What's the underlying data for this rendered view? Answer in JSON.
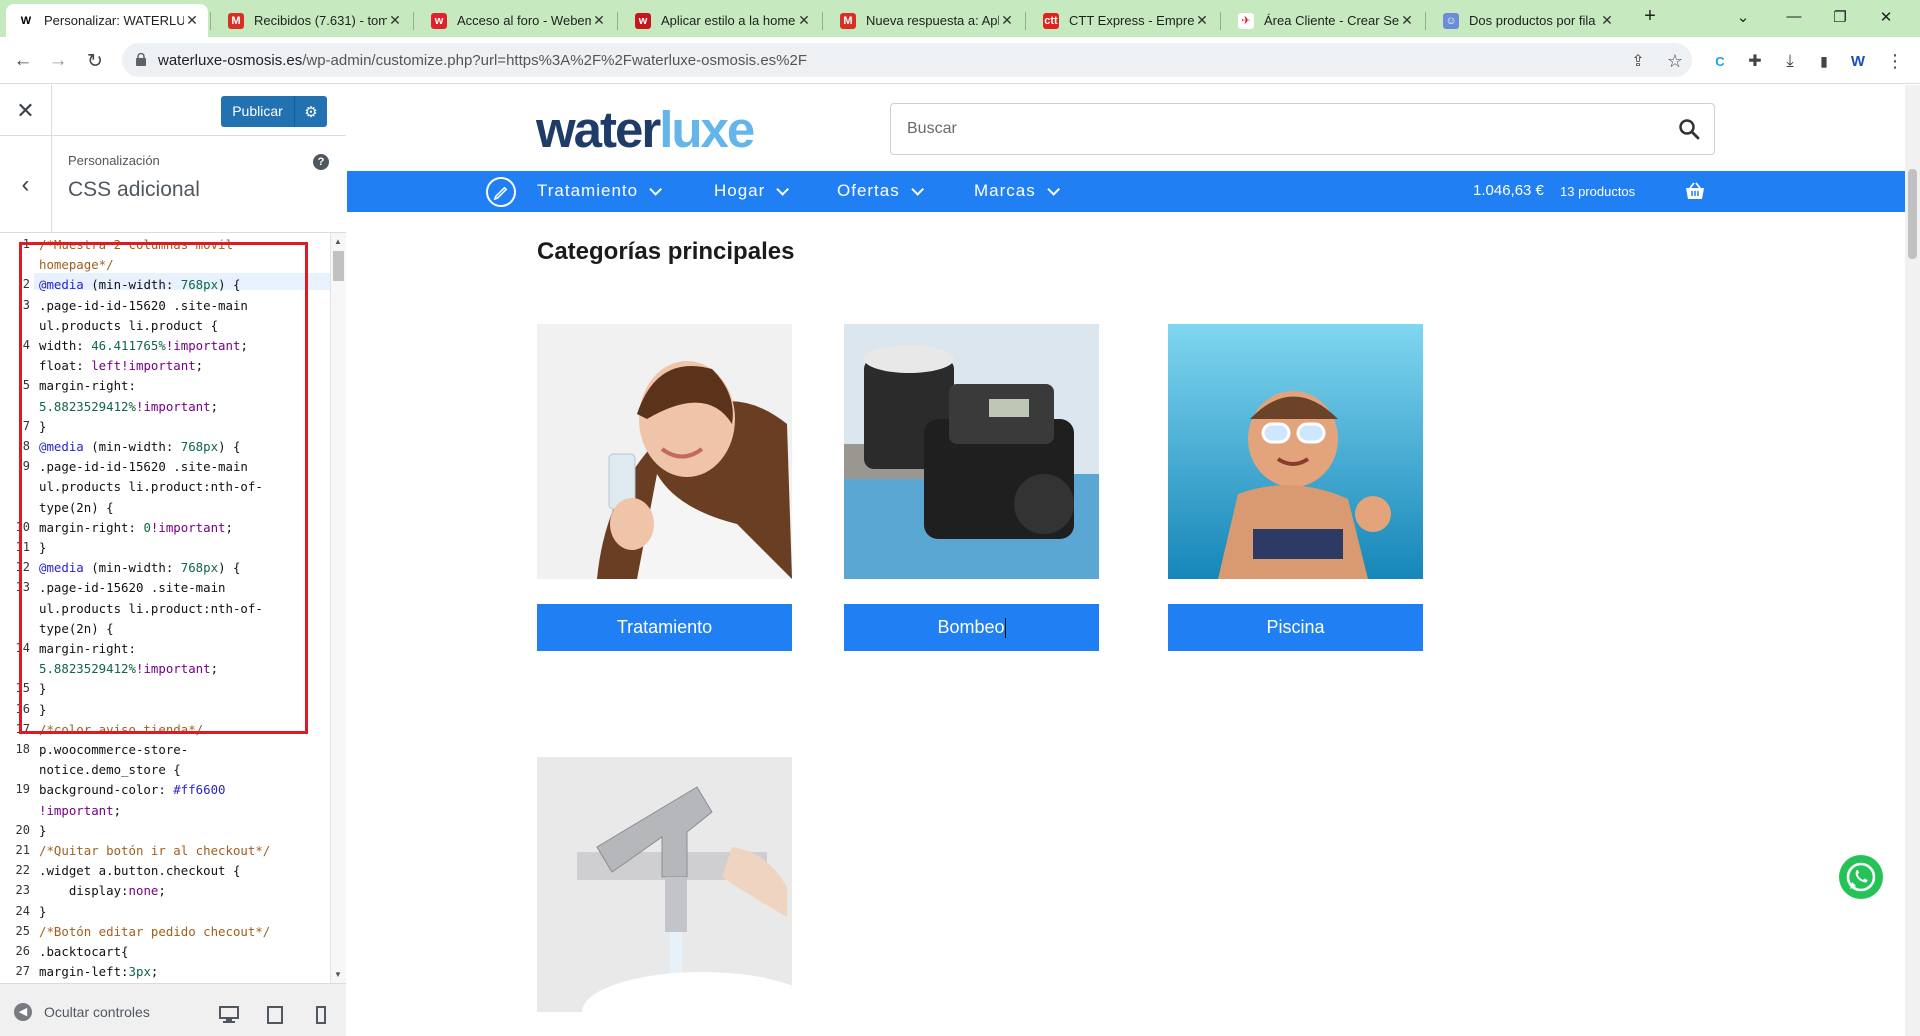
{
  "browser": {
    "tabs": [
      {
        "label": "Personalizar: WATERLUXE",
        "fav": "W",
        "fav_color": "#ffffff",
        "fav_text": "#000000"
      },
      {
        "label": "Recibidos (7.631) - tom",
        "fav": "M",
        "fav_color": "#d93025",
        "fav_text": "#ffffff"
      },
      {
        "label": "Acceso al foro - Webem",
        "fav": "w",
        "fav_color": "#e0232b",
        "fav_text": "#ffffff"
      },
      {
        "label": "Aplicar estilo a la home",
        "fav": "w",
        "fav_color": "#c4161c",
        "fav_text": "#ffffff"
      },
      {
        "label": "Nueva respuesta a: Apli",
        "fav": "M",
        "fav_color": "#d93025",
        "fav_text": "#ffffff"
      },
      {
        "label": "CTT Express - Empresa",
        "fav": "ctt",
        "fav_color": "#e0231c",
        "fav_text": "#ffffff"
      },
      {
        "label": "Área Cliente - Crear Se",
        "fav": "✈",
        "fav_color": "#ffffff",
        "fav_text": "#d9262c"
      },
      {
        "label": "Dos productos por fila",
        "fav": "☺",
        "fav_color": "#6b8cd6",
        "fav_text": "#ffffff"
      }
    ],
    "url_host": "waterluxe-osmosis.es",
    "url_path": "/wp-admin/customize.php?url=https%3A%2F%2Fwaterluxe-osmosis.es%2F"
  },
  "sidebar": {
    "publish_label": "Publicar",
    "section_sub": "Personalización",
    "section_title": "CSS adicional",
    "hide_controls": "Ocultar controles",
    "code_lines": [
      {
        "num": "1",
        "html": "<span class='c'>/*Muestra 2 columnas movil</span>"
      },
      {
        "num": "",
        "html": "<span class='c'>homepage*/</span>"
      },
      {
        "num": "2",
        "html": "<span class='k'>@media</span> (min-width: <span class='n'>768px</span>) {"
      },
      {
        "num": "3",
        "html": ".page-id-id-15620 .site-main"
      },
      {
        "num": "",
        "html": "ul.products li.product {"
      },
      {
        "num": "4",
        "html": "width: <span class='n'>46.411765%</span><span class='s'>!important</span>;"
      },
      {
        "num": "",
        "html": "float: <span class='s'>left</span><span class='s'>!important</span>;"
      },
      {
        "num": "5",
        "html": "margin-right:"
      },
      {
        "num": "",
        "html": "<span class='n'>5.8823529412%</span><span class='s'>!important</span>;"
      },
      {
        "num": "7",
        "html": "}"
      },
      {
        "num": "8",
        "html": "<span class='k'>@media</span> (min-width: <span class='n'>768px</span>) {"
      },
      {
        "num": "9",
        "html": ".page-id-id-15620 .site-main"
      },
      {
        "num": "",
        "html": "ul.products li.product:nth-of-"
      },
      {
        "num": "",
        "html": "type(2n) {"
      },
      {
        "num": "10",
        "html": "margin-right: <span class='n'>0</span><span class='s'>!important</span>;"
      },
      {
        "num": "11",
        "html": "}"
      },
      {
        "num": "12",
        "html": "<span class='k'>@media</span> (min-width: <span class='n'>768px</span>) {"
      },
      {
        "num": "13",
        "html": ".page-id-15620 .site-main"
      },
      {
        "num": "",
        "html": "ul.products li.product:nth-of-"
      },
      {
        "num": "",
        "html": "type(2n) {"
      },
      {
        "num": "14",
        "html": "margin-right:"
      },
      {
        "num": "",
        "html": "<span class='n'>5.8823529412%</span><span class='s'>!important</span>;"
      },
      {
        "num": "15",
        "html": "}"
      },
      {
        "num": "16",
        "html": "}"
      },
      {
        "num": "17",
        "html": "<span class='c'>/*color aviso tienda*/</span>"
      },
      {
        "num": "18",
        "html": "p.woocommerce-store-"
      },
      {
        "num": "",
        "html": "notice.demo_store {"
      },
      {
        "num": "19",
        "html": "background-color: <span class='h'>#ff6600</span>"
      },
      {
        "num": "",
        "html": "<span class='s'>!important</span>;"
      },
      {
        "num": "20",
        "html": "}"
      },
      {
        "num": "21",
        "html": "<span class='c'>/*Quitar botón ir al checkout*/</span>"
      },
      {
        "num": "22",
        "html": ".widget a.button.checkout {"
      },
      {
        "num": "23",
        "html": "    display:<span class='s'>none</span>;"
      },
      {
        "num": "24",
        "html": "}"
      },
      {
        "num": "25",
        "html": "<span class='c'>/*Botón editar pedido checout*/</span>"
      },
      {
        "num": "26",
        "html": ".backtocart{"
      },
      {
        "num": "27",
        "html": "margin-left:<span class='n'>3px</span>;"
      }
    ]
  },
  "site": {
    "logo_part1": "water",
    "logo_part2": "luxe",
    "search_placeholder": "Buscar",
    "nav": [
      "Tratamiento",
      "Hogar",
      "Ofertas",
      "Marcas"
    ],
    "cart_total": "1.046,63 €",
    "cart_count": "13 productos",
    "categories_title": "Categorías principales",
    "categories": [
      "Tratamiento",
      "Bombeo",
      "Piscina"
    ],
    "accent_color": "#1f7ff3"
  }
}
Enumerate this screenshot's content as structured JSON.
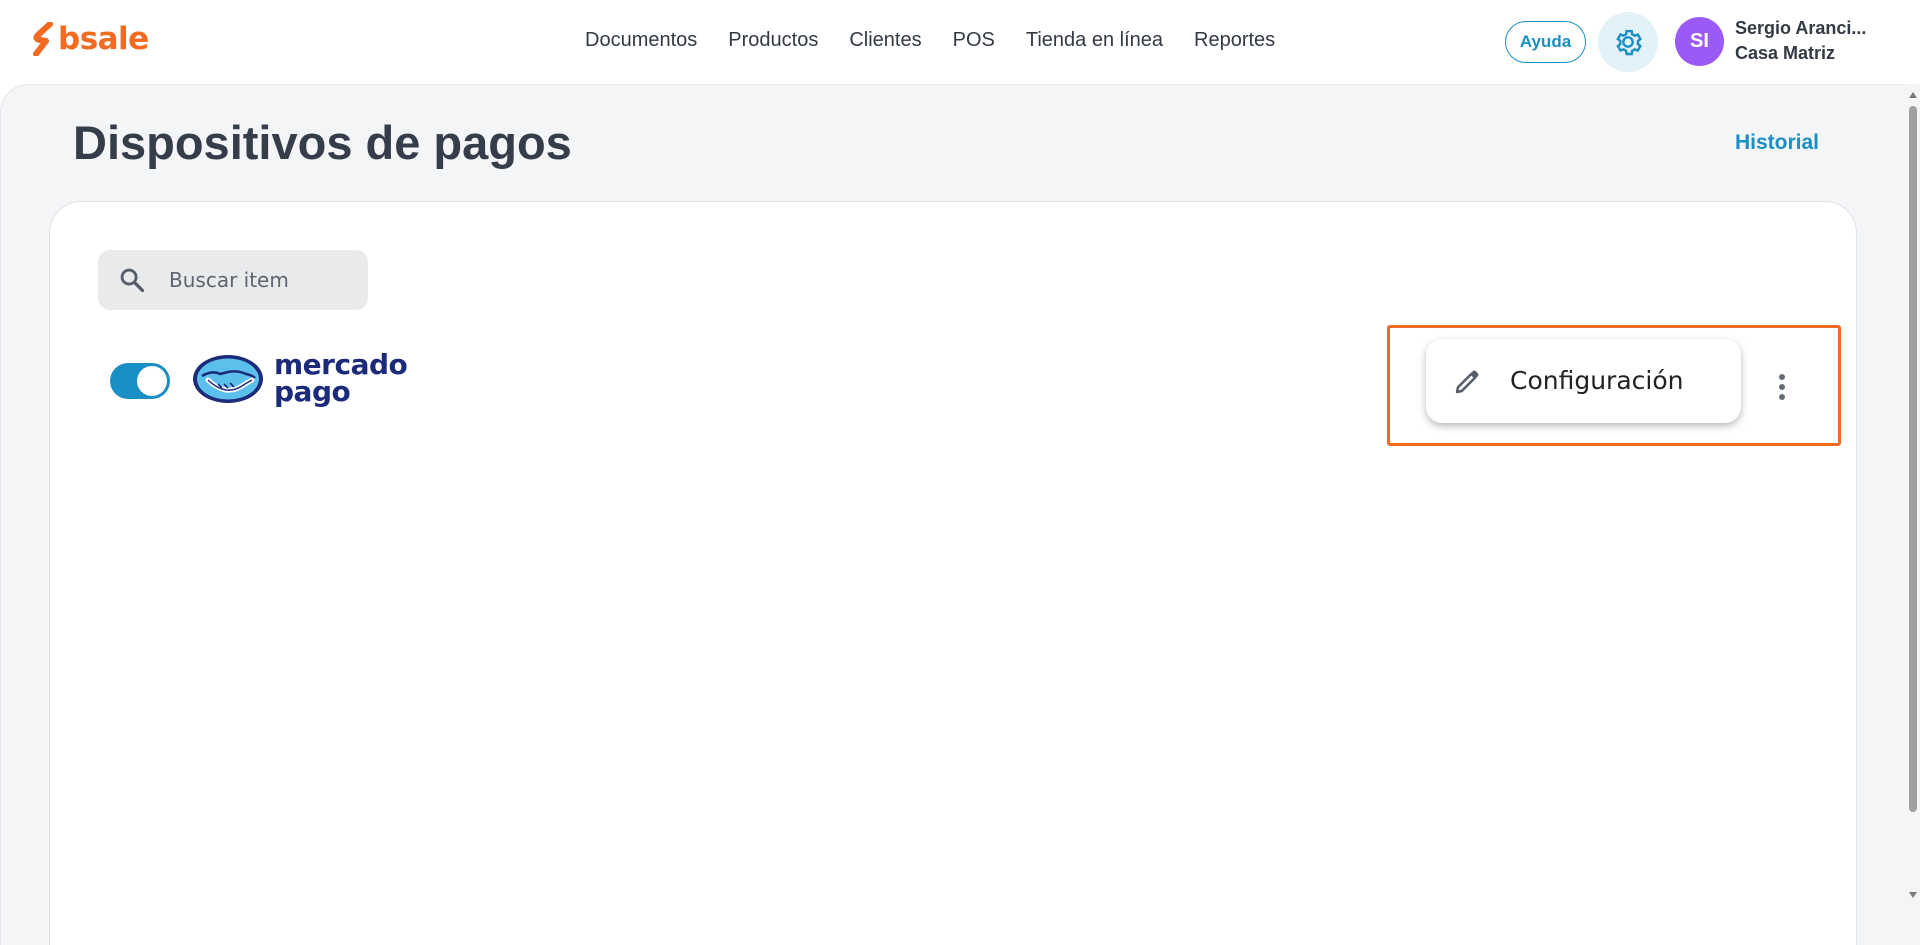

▶ TASK PROMPT
Leave out the pictures and give the listing above again exactly.

▶ PROBLEM SOLUTION
What's the underlying data for this rendered view? Answer in JSON.
{
  "browser": {
    "tabs": [
      {
        "label": "Personalizar: WATERLUXE",
        "fav": "W",
        "fav_color": "#ffffff",
        "fav_text": "#000000"
      },
      {
        "label": "Recibidos (7.631) - tom",
        "fav": "M",
        "fav_color": "#d93025",
        "fav_text": "#ffffff"
      },
      {
        "label": "Acceso al foro - Webem",
        "fav": "w",
        "fav_color": "#e0232b",
        "fav_text": "#ffffff"
      },
      {
        "label": "Aplicar estilo a la home",
        "fav": "w",
        "fav_color": "#c4161c",
        "fav_text": "#ffffff"
      },
      {
        "label": "Nueva respuesta a: Apli",
        "fav": "M",
        "fav_color": "#d93025",
        "fav_text": "#ffffff"
      },
      {
        "label": "CTT Express - Empresa",
        "fav": "ctt",
        "fav_color": "#e0231c",
        "fav_text": "#ffffff"
      },
      {
        "label": "Área Cliente - Crear Se",
        "fav": "✈",
        "fav_color": "#ffffff",
        "fav_text": "#d9262c"
      },
      {
        "label": "Dos productos por fila",
        "fav": "☺",
        "fav_color": "#6b8cd6",
        "fav_text": "#ffffff"
      }
    ],
    "url_host": "waterluxe-osmosis.es",
    "url_path": "/wp-admin/customize.php?url=https%3A%2F%2Fwaterluxe-osmosis.es%2F"
  },
  "sidebar": {
    "publish_label": "Publicar",
    "section_sub": "Personalización",
    "section_title": "CSS adicional",
    "hide_controls": "Ocultar controles",
    "code_lines": [
      {
        "num": "1",
        "html": "<span class='c'>/*Muestra 2 columnas movil</span>"
      },
      {
        "num": "",
        "html": "<span class='c'>homepage*/</span>"
      },
      {
        "num": "2",
        "html": "<span class='k'>@media</span> (min-width: <span class='n'>768px</span>) {"
      },
      {
        "num": "3",
        "html": ".page-id-id-15620 .site-main"
      },
      {
        "num": "",
        "html": "ul.products li.product {"
      },
      {
        "num": "4",
        "html": "width: <span class='n'>46.411765%</span><span class='s'>!important</span>;"
      },
      {
        "num": "",
        "html": "float: <span class='s'>left</span><span class='s'>!important</span>;"
      },
      {
        "num": "5",
        "html": "margin-right:"
      },
      {
        "num": "",
        "html": "<span class='n'>5.8823529412%</span><span class='s'>!important</span>;"
      },
      {
        "num": "7",
        "html": "}"
      },
      {
        "num": "8",
        "html": "<span class='k'>@media</span> (min-width: <span class='n'>768px</span>) {"
      },
      {
        "num": "9",
        "html": ".page-id-id-15620 .site-main"
      },
      {
        "num": "",
        "html": "ul.products li.product:nth-of-"
      },
      {
        "num": "",
        "html": "type(2n) {"
      },
      {
        "num": "10",
        "html": "margin-right: <span class='n'>0</span><span class='s'>!important</span>;"
      },
      {
        "num": "11",
        "html": "}"
      },
      {
        "num": "12",
        "html": "<span class='k'>@media</span> (min-width: <span class='n'>768px</span>) {"
      },
      {
        "num": "13",
        "html": ".page-id-15620 .site-main"
      },
      {
        "num": "",
        "html": "ul.products li.product:nth-of-"
      },
      {
        "num": "",
        "html": "type(2n) {"
      },
      {
        "num": "14",
        "html": "margin-right:"
      },
      {
        "num": "",
        "html": "<span class='n'>5.8823529412%</span><span class='s'>!important</span>;"
      },
      {
        "num": "15",
        "html": "}"
      },
      {
        "num": "16",
        "html": "}"
      },
      {
        "num": "17",
        "html": "<span class='c'>/*color aviso tienda*/</span>"
      },
      {
        "num": "18",
        "html": "p.woocommerce-store-"
      },
      {
        "num": "",
        "html": "notice.demo_store {"
      },
      {
        "num": "19",
        "html": "background-color: <span class='h'>#ff6600</span>"
      },
      {
        "num": "",
        "html": "<span class='s'>!important</span>;"
      },
      {
        "num": "20",
        "html": "}"
      },
      {
        "num": "21",
        "html": "<span class='c'>/*Quitar botón ir al checkout*/</span>"
      },
      {
        "num": "22",
        "html": ".widget a.button.checkout {"
      },
      {
        "num": "23",
        "html": "    display:<span class='s'>none</span>;"
      },
      {
        "num": "24",
        "html": "}"
      },
      {
        "num": "25",
        "html": "<span class='c'>/*Botón editar pedido checout*/</span>"
      },
      {
        "num": "26",
        "html": ".backtocart{"
      },
      {
        "num": "27",
        "html": "margin-left:<span class='n'>3px</span>;"
      }
    ]
  },
  "site": {
    "logo_part1": "water",
    "logo_part2": "luxe",
    "search_placeholder": "Buscar",
    "nav": [
      "Tratamiento",
      "Hogar",
      "Ofertas",
      "Marcas"
    ],
    "cart_total": "1.046,63 €",
    "cart_count": "13 productos",
    "categories_title": "Categorías principales",
    "categories": [
      "Tratamiento",
      "Bombeo",
      "Piscina"
    ],
    "accent_color": "#1f7ff3"
  }
}
Enumerate this screenshot's content as structured JSON.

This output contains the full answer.